> **Goal**
Only a number is expected: how many lines in the data below contain the word "this".

---

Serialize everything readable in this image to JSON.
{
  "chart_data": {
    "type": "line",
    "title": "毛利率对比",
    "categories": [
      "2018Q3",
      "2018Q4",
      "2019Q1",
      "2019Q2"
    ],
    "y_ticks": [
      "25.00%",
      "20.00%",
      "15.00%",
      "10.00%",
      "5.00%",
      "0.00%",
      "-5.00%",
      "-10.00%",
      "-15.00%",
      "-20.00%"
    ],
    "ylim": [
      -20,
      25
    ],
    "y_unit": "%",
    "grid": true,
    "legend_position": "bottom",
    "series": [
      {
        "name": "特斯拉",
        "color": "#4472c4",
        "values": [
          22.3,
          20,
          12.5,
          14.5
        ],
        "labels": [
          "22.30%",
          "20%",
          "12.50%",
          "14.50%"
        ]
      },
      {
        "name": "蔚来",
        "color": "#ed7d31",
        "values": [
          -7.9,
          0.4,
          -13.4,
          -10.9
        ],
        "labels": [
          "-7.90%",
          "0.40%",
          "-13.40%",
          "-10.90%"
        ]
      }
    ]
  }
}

---

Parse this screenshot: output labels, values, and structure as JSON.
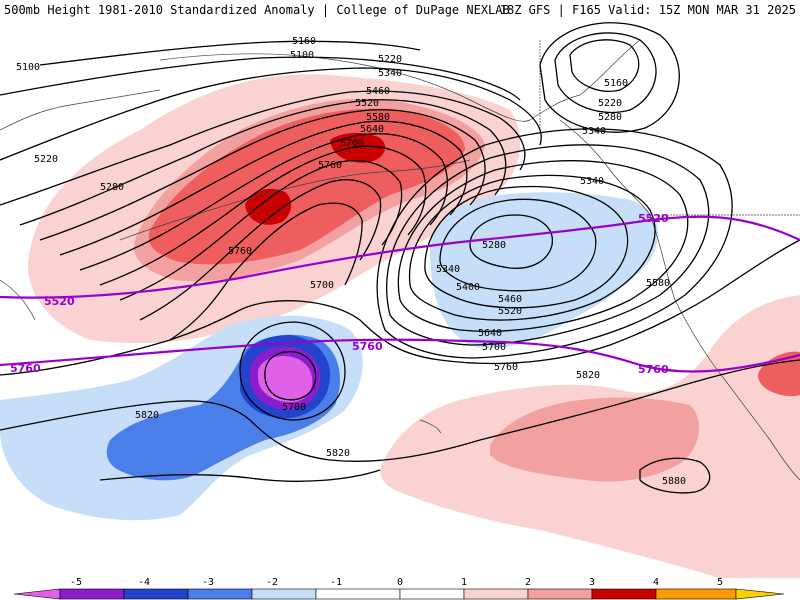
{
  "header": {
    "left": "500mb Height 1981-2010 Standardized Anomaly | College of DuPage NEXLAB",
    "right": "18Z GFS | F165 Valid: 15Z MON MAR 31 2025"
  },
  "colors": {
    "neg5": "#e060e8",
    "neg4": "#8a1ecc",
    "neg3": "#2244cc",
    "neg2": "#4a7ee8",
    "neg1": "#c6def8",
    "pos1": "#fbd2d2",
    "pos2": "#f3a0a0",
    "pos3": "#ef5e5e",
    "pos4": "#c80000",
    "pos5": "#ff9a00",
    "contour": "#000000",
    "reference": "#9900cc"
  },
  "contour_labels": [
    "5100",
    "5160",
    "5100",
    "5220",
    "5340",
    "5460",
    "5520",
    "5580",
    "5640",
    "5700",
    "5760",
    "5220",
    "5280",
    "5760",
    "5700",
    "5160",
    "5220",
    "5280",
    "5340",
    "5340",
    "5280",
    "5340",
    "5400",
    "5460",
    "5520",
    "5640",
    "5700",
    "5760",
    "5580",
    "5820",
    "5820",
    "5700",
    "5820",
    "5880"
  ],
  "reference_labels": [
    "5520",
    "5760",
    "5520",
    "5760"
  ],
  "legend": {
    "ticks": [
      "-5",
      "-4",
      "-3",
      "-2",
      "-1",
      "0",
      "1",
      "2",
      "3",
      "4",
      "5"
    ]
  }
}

---

> **Exercise solution**
2